* **Problem**
All of the lines below are to be transcribed faithfully, with pictures excluded from the copy.

[Stored data entries]

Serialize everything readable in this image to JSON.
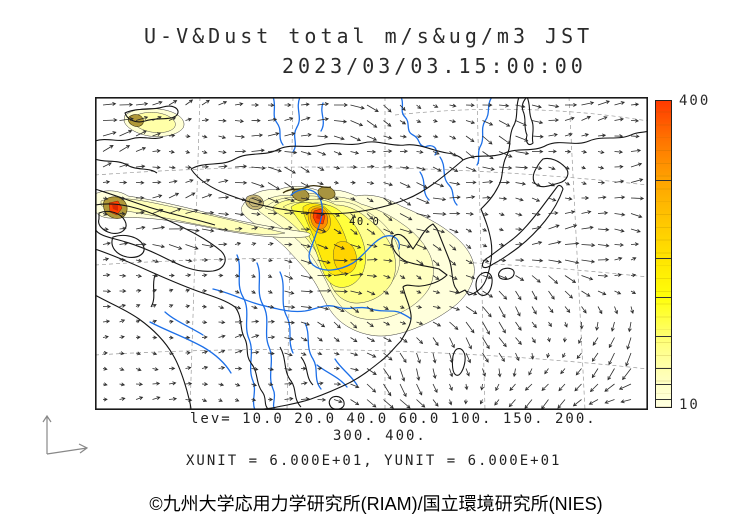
{
  "title": {
    "line1": "U-V&Dust total m/s&ug/m3 JST",
    "line2": "2023/03/03.15:00:00"
  },
  "captions": {
    "levels_line1": "lev= 10.0 20.0 40.0 60.0 100. 150. 200.",
    "levels_line2": "300. 400.",
    "units": "XUNIT = 6.000E+01, YUNIT = 6.000E+01",
    "copyright": "©九州大学応用力学研究所(RIAM)/国立環境研究所(NIES)"
  },
  "colorbar": {
    "max_label": "400",
    "min_label": "10",
    "min": 10,
    "max": 400,
    "tick_values": [
      20,
      40,
      60,
      100,
      150,
      200,
      300
    ],
    "top_color": "#FF3A00",
    "bottom_color": "#FFFFE2"
  },
  "map": {
    "contour_label": "40.0",
    "coast_color": "#151515",
    "river_color": "#1C6FE8",
    "graticule_color": "#9a9a9a",
    "dust_low_color": "#FFFFDC",
    "dust_high_color": "#FF4000",
    "wind": {
      "spacing_x": 16.5,
      "spacing_y": 15.5,
      "color": "#2B2B2B"
    }
  },
  "chart_data": {
    "type": "heatmap",
    "title": "U-V&Dust total m/s&ug/m3 JST",
    "timestamp": "2023/03/03.15:00:00",
    "region": "East Asia dust transport forecast map with wind vector overlay",
    "contour_levels": [
      10.0,
      20.0,
      40.0,
      60.0,
      100.0,
      150.0,
      200.0,
      300.0,
      400.0
    ],
    "colorbar_range": [
      10,
      400
    ],
    "legend_position": "right",
    "units": {
      "wind": "m/s",
      "dust": "ug/m3",
      "time_zone": "JST",
      "xunit": "6.000E+01",
      "yunit": "6.000E+01"
    },
    "visible_contour_labels": [
      "40.0"
    ],
    "dust_features": [
      {
        "location": "Gobi / Loess plateau main plume",
        "peak": "exceeds 400"
      },
      {
        "location": "western map edge (Tarim) plume",
        "peak": "exceeds 400"
      },
      {
        "location": "small northwest blob",
        "peak": "60-100"
      }
    ]
  }
}
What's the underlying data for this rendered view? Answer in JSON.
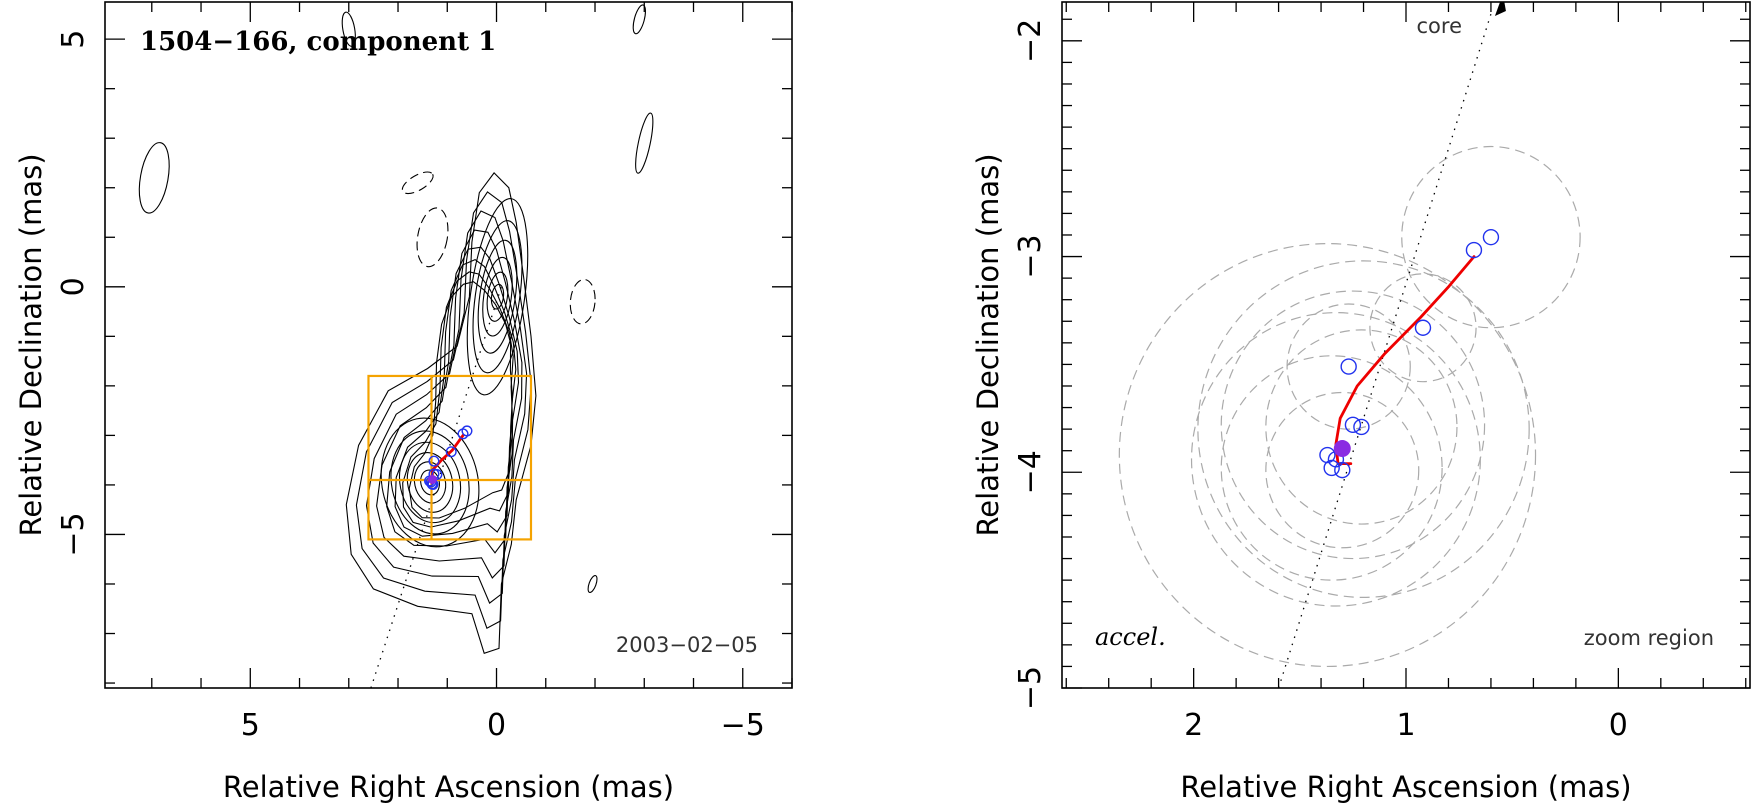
{
  "chart_data": [
    {
      "type": "scatter",
      "panel": "left",
      "title": "1504−166, component 1",
      "epoch": "2003−02−05",
      "xlabel": "Relative Right Ascension (mas)",
      "ylabel": "Relative Declination (mas)",
      "xlim": [
        7.95,
        -6.0
      ],
      "ylim": [
        -8.1,
        5.75
      ],
      "xticks": [
        {
          "value": 5,
          "label": "5"
        },
        {
          "value": 0,
          "label": "0"
        },
        {
          "value": -5,
          "label": "−5"
        }
      ],
      "yticks": [
        {
          "value": 5,
          "label": "5"
        },
        {
          "value": 0,
          "label": "0"
        },
        {
          "value": -5,
          "label": "−5"
        }
      ],
      "zoom_box": {
        "x_range": [
          -0.7,
          2.6
        ],
        "y_range": [
          -5.1,
          -1.8
        ],
        "center": [
          1.32,
          -3.9
        ]
      },
      "ridge_line": [
        [
          2.55,
          -8.1
        ],
        [
          -0.1,
          0.0
        ]
      ],
      "component_positions": [
        [
          1.27,
          -3.52
        ],
        [
          1.36,
          -3.92
        ],
        [
          1.31,
          -3.98
        ],
        [
          1.33,
          -3.94
        ],
        [
          0.92,
          -3.33
        ],
        [
          0.68,
          -2.97
        ],
        [
          0.6,
          -2.91
        ],
        [
          1.27,
          -3.78
        ],
        [
          1.21,
          -3.79
        ],
        [
          1.29,
          -3.99
        ]
      ],
      "mean_position": [
        1.3,
        -3.89
      ],
      "accel_track": [
        [
          1.31,
          -3.96
        ],
        [
          1.3,
          -3.7
        ],
        [
          1.12,
          -3.5
        ],
        [
          0.9,
          -3.3
        ],
        [
          0.68,
          -3.0
        ]
      ]
    },
    {
      "type": "scatter",
      "panel": "right",
      "core_label": "core",
      "fit_label": "accel.",
      "region_label": "zoom region",
      "xlabel": "Relative Right Ascension (mas)",
      "ylabel": "Relative Declination (mas)",
      "xlim": [
        2.62,
        -0.62
      ],
      "ylim": [
        -5.0,
        -1.82
      ],
      "xticks": [
        {
          "value": 2,
          "label": "2"
        },
        {
          "value": 1,
          "label": "1"
        },
        {
          "value": 0,
          "label": "0"
        }
      ],
      "yticks": [
        {
          "value": -2,
          "label": "−2"
        },
        {
          "value": -3,
          "label": "−3"
        },
        {
          "value": -4,
          "label": "−4"
        },
        {
          "value": -5,
          "label": "−5"
        }
      ],
      "component_positions": [
        {
          "x": 0.68,
          "y": -2.97
        },
        {
          "x": 0.6,
          "y": -2.91
        },
        {
          "x": 0.92,
          "y": -3.33
        },
        {
          "x": 1.27,
          "y": -3.51
        },
        {
          "x": 1.25,
          "y": -3.78
        },
        {
          "x": 1.21,
          "y": -3.79
        },
        {
          "x": 1.37,
          "y": -3.92
        },
        {
          "x": 1.35,
          "y": -3.98
        },
        {
          "x": 1.3,
          "y": -3.99
        },
        {
          "x": 1.33,
          "y": -3.94
        }
      ],
      "mean_position": {
        "x": 1.3,
        "y": -3.89
      },
      "error_circles": [
        {
          "x": 0.6,
          "y": -2.91,
          "r": 0.42
        },
        {
          "x": 1.25,
          "y": -3.78,
          "r": 0.62
        },
        {
          "x": 1.37,
          "y": -3.92,
          "r": 0.98
        },
        {
          "x": 1.2,
          "y": -3.8,
          "r": 0.78
        },
        {
          "x": 1.33,
          "y": -3.94,
          "r": 0.68
        },
        {
          "x": 1.35,
          "y": -3.98,
          "r": 0.52
        },
        {
          "x": 1.21,
          "y": -3.79,
          "r": 0.45
        },
        {
          "x": 1.3,
          "y": -3.99,
          "r": 0.36
        },
        {
          "x": 1.27,
          "y": -3.51,
          "r": 0.29
        },
        {
          "x": 0.92,
          "y": -3.33,
          "r": 0.25
        }
      ],
      "accel_track": [
        {
          "x": 1.26,
          "y": -3.96
        },
        {
          "x": 1.32,
          "y": -3.96
        },
        {
          "x": 1.33,
          "y": -3.87
        },
        {
          "x": 1.31,
          "y": -3.75
        },
        {
          "x": 1.23,
          "y": -3.6
        },
        {
          "x": 1.1,
          "y": -3.45
        },
        {
          "x": 0.93,
          "y": -3.28
        },
        {
          "x": 0.8,
          "y": -3.14
        },
        {
          "x": 0.68,
          "y": -3.0
        }
      ],
      "ridge_line": [
        {
          "x": 1.6,
          "y": -5.0
        },
        {
          "x": 0.6,
          "y": -1.82
        }
      ]
    }
  ]
}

* **Finished exercise**
Serialize everything readable in this image to JSON.
{
  "title": {
    "line1": "U-V&Dust total m/s&ug/m3 JST",
    "line2": "2023/03/03.15:00:00"
  },
  "captions": {
    "levels_line1": "lev= 10.0 20.0 40.0 60.0 100. 150. 200.",
    "levels_line2": "300. 400.",
    "units": "XUNIT = 6.000E+01, YUNIT = 6.000E+01",
    "copyright": "©九州大学応用力学研究所(RIAM)/国立環境研究所(NIES)"
  },
  "colorbar": {
    "max_label": "400",
    "min_label": "10",
    "min": 10,
    "max": 400,
    "tick_values": [
      20,
      40,
      60,
      100,
      150,
      200,
      300
    ],
    "top_color": "#FF3A00",
    "bottom_color": "#FFFFE2"
  },
  "map": {
    "contour_label": "40.0",
    "coast_color": "#151515",
    "river_color": "#1C6FE8",
    "graticule_color": "#9a9a9a",
    "dust_low_color": "#FFFFDC",
    "dust_high_color": "#FF4000",
    "wind": {
      "spacing_x": 16.5,
      "spacing_y": 15.5,
      "color": "#2B2B2B"
    }
  },
  "chart_data": {
    "type": "heatmap",
    "title": "U-V&Dust total m/s&ug/m3 JST",
    "timestamp": "2023/03/03.15:00:00",
    "region": "East Asia dust transport forecast map with wind vector overlay",
    "contour_levels": [
      10.0,
      20.0,
      40.0,
      60.0,
      100.0,
      150.0,
      200.0,
      300.0,
      400.0
    ],
    "colorbar_range": [
      10,
      400
    ],
    "legend_position": "right",
    "units": {
      "wind": "m/s",
      "dust": "ug/m3",
      "time_zone": "JST",
      "xunit": "6.000E+01",
      "yunit": "6.000E+01"
    },
    "visible_contour_labels": [
      "40.0"
    ],
    "dust_features": [
      {
        "location": "Gobi / Loess plateau main plume",
        "peak": "exceeds 400"
      },
      {
        "location": "western map edge (Tarim) plume",
        "peak": "exceeds 400"
      },
      {
        "location": "small northwest blob",
        "peak": "60-100"
      }
    ]
  }
}
What's the underlying data for this rendered view? Answer in JSON.
{
  "chart_data": [
    {
      "type": "scatter",
      "panel": "left",
      "title": "1504−166, component 1",
      "epoch": "2003−02−05",
      "xlabel": "Relative Right Ascension (mas)",
      "ylabel": "Relative Declination (mas)",
      "xlim": [
        7.95,
        -6.0
      ],
      "ylim": [
        -8.1,
        5.75
      ],
      "xticks": [
        {
          "value": 5,
          "label": "5"
        },
        {
          "value": 0,
          "label": "0"
        },
        {
          "value": -5,
          "label": "−5"
        }
      ],
      "yticks": [
        {
          "value": 5,
          "label": "5"
        },
        {
          "value": 0,
          "label": "0"
        },
        {
          "value": -5,
          "label": "−5"
        }
      ],
      "zoom_box": {
        "x_range": [
          -0.7,
          2.6
        ],
        "y_range": [
          -5.1,
          -1.8
        ],
        "center": [
          1.32,
          -3.9
        ]
      },
      "ridge_line": [
        [
          2.55,
          -8.1
        ],
        [
          -0.1,
          0.0
        ]
      ],
      "component_positions": [
        [
          1.27,
          -3.52
        ],
        [
          1.36,
          -3.92
        ],
        [
          1.31,
          -3.98
        ],
        [
          1.33,
          -3.94
        ],
        [
          0.92,
          -3.33
        ],
        [
          0.68,
          -2.97
        ],
        [
          0.6,
          -2.91
        ],
        [
          1.27,
          -3.78
        ],
        [
          1.21,
          -3.79
        ],
        [
          1.29,
          -3.99
        ]
      ],
      "mean_position": [
        1.3,
        -3.89
      ],
      "accel_track": [
        [
          1.31,
          -3.96
        ],
        [
          1.3,
          -3.7
        ],
        [
          1.12,
          -3.5
        ],
        [
          0.9,
          -3.3
        ],
        [
          0.68,
          -3.0
        ]
      ]
    },
    {
      "type": "scatter",
      "panel": "right",
      "core_label": "core",
      "fit_label": "accel.",
      "region_label": "zoom region",
      "xlabel": "Relative Right Ascension (mas)",
      "ylabel": "Relative Declination (mas)",
      "xlim": [
        2.62,
        -0.62
      ],
      "ylim": [
        -5.0,
        -1.82
      ],
      "xticks": [
        {
          "value": 2,
          "label": "2"
        },
        {
          "value": 1,
          "label": "1"
        },
        {
          "value": 0,
          "label": "0"
        }
      ],
      "yticks": [
        {
          "value": -2,
          "label": "−2"
        },
        {
          "value": -3,
          "label": "−3"
        },
        {
          "value": -4,
          "label": "−4"
        },
        {
          "value": -5,
          "label": "−5"
        }
      ],
      "component_positions": [
        {
          "x": 0.68,
          "y": -2.97
        },
        {
          "x": 0.6,
          "y": -2.91
        },
        {
          "x": 0.92,
          "y": -3.33
        },
        {
          "x": 1.27,
          "y": -3.51
        },
        {
          "x": 1.25,
          "y": -3.78
        },
        {
          "x": 1.21,
          "y": -3.79
        },
        {
          "x": 1.37,
          "y": -3.92
        },
        {
          "x": 1.35,
          "y": -3.98
        },
        {
          "x": 1.3,
          "y": -3.99
        },
        {
          "x": 1.33,
          "y": -3.94
        }
      ],
      "mean_position": {
        "x": 1.3,
        "y": -3.89
      },
      "error_circles": [
        {
          "x": 0.6,
          "y": -2.91,
          "r": 0.42
        },
        {
          "x": 1.25,
          "y": -3.78,
          "r": 0.62
        },
        {
          "x": 1.37,
          "y": -3.92,
          "r": 0.98
        },
        {
          "x": 1.2,
          "y": -3.8,
          "r": 0.78
        },
        {
          "x": 1.33,
          "y": -3.94,
          "r": 0.68
        },
        {
          "x": 1.35,
          "y": -3.98,
          "r": 0.52
        },
        {
          "x": 1.21,
          "y": -3.79,
          "r": 0.45
        },
        {
          "x": 1.3,
          "y": -3.99,
          "r": 0.36
        },
        {
          "x": 1.27,
          "y": -3.51,
          "r": 0.29
        },
        {
          "x": 0.92,
          "y": -3.33,
          "r": 0.25
        }
      ],
      "accel_track": [
        {
          "x": 1.26,
          "y": -3.96
        },
        {
          "x": 1.32,
          "y": -3.96
        },
        {
          "x": 1.33,
          "y": -3.87
        },
        {
          "x": 1.31,
          "y": -3.75
        },
        {
          "x": 1.23,
          "y": -3.6
        },
        {
          "x": 1.1,
          "y": -3.45
        },
        {
          "x": 0.93,
          "y": -3.28
        },
        {
          "x": 0.8,
          "y": -3.14
        },
        {
          "x": 0.68,
          "y": -3.0
        }
      ],
      "ridge_line": [
        {
          "x": 1.6,
          "y": -5.0
        },
        {
          "x": 0.6,
          "y": -1.82
        }
      ]
    }
  ]
}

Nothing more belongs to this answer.